> **WHAT YOU WILL DO**
From the listing below, pull out the lines that hold "Comes".

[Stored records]
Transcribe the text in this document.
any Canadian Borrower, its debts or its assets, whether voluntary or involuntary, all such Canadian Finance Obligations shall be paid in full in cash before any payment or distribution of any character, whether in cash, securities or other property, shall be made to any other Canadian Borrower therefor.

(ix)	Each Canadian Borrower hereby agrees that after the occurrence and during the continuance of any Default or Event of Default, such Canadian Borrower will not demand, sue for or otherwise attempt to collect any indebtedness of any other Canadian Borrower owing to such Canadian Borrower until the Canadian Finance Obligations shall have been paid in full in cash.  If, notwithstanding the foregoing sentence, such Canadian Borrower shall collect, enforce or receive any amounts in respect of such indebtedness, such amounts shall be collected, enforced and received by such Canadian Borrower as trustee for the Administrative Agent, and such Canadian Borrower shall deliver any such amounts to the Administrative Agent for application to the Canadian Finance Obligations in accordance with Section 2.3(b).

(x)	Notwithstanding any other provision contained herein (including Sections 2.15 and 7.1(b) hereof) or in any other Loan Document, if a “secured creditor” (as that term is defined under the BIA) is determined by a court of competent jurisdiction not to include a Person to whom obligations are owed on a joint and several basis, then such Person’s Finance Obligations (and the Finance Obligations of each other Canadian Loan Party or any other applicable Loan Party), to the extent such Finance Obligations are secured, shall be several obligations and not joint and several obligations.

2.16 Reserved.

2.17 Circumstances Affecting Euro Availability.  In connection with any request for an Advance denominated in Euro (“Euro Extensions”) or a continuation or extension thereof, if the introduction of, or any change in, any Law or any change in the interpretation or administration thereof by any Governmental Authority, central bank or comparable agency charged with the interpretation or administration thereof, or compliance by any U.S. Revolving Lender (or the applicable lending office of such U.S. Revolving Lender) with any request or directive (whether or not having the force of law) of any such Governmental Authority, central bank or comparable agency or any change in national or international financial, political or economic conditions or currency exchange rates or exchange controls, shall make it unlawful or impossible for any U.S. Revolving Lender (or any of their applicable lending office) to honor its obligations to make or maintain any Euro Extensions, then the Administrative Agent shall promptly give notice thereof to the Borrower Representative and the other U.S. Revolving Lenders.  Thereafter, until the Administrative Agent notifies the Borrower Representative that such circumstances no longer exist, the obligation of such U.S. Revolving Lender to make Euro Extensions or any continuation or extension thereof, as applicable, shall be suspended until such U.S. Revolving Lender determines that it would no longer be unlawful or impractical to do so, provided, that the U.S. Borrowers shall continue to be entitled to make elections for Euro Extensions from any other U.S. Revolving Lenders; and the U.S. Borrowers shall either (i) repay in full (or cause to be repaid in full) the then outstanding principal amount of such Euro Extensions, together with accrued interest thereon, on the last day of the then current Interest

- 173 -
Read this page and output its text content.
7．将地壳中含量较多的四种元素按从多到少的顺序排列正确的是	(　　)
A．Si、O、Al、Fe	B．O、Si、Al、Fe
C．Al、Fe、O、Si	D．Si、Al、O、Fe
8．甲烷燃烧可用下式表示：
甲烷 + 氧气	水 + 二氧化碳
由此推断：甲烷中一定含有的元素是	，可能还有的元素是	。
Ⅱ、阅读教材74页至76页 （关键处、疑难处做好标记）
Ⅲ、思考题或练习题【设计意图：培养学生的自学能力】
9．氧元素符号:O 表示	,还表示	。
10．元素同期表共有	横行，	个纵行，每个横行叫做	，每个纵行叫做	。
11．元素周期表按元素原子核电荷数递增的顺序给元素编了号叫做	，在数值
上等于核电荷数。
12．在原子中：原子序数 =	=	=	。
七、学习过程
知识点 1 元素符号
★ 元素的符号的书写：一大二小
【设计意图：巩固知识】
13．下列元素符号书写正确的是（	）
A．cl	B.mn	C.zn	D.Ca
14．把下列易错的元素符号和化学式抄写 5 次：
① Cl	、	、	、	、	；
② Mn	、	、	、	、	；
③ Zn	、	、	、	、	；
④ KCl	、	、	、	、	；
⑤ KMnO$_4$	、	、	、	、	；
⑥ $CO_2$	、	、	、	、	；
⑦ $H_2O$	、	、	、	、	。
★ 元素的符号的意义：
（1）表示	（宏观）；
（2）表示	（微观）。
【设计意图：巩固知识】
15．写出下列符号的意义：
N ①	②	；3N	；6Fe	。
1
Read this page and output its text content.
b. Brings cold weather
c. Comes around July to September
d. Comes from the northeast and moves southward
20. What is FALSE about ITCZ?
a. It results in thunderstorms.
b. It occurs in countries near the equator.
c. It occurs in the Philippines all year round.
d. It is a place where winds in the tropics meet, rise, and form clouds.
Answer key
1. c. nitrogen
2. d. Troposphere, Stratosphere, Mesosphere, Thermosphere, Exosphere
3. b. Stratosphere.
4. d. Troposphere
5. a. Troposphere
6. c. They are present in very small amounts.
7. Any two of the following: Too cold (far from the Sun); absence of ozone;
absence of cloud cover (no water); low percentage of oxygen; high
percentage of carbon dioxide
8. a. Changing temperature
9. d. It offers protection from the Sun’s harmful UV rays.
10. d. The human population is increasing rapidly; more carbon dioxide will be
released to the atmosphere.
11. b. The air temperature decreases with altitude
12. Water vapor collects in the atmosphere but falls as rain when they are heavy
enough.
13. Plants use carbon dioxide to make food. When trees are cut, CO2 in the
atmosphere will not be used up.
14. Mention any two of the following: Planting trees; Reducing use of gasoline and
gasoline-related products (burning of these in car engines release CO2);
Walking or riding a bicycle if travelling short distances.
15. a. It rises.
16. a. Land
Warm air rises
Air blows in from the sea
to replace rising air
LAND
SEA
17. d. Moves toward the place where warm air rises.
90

> **SOLUTION**
c. Comes around July to September
d. Comes from the northeast and moves southward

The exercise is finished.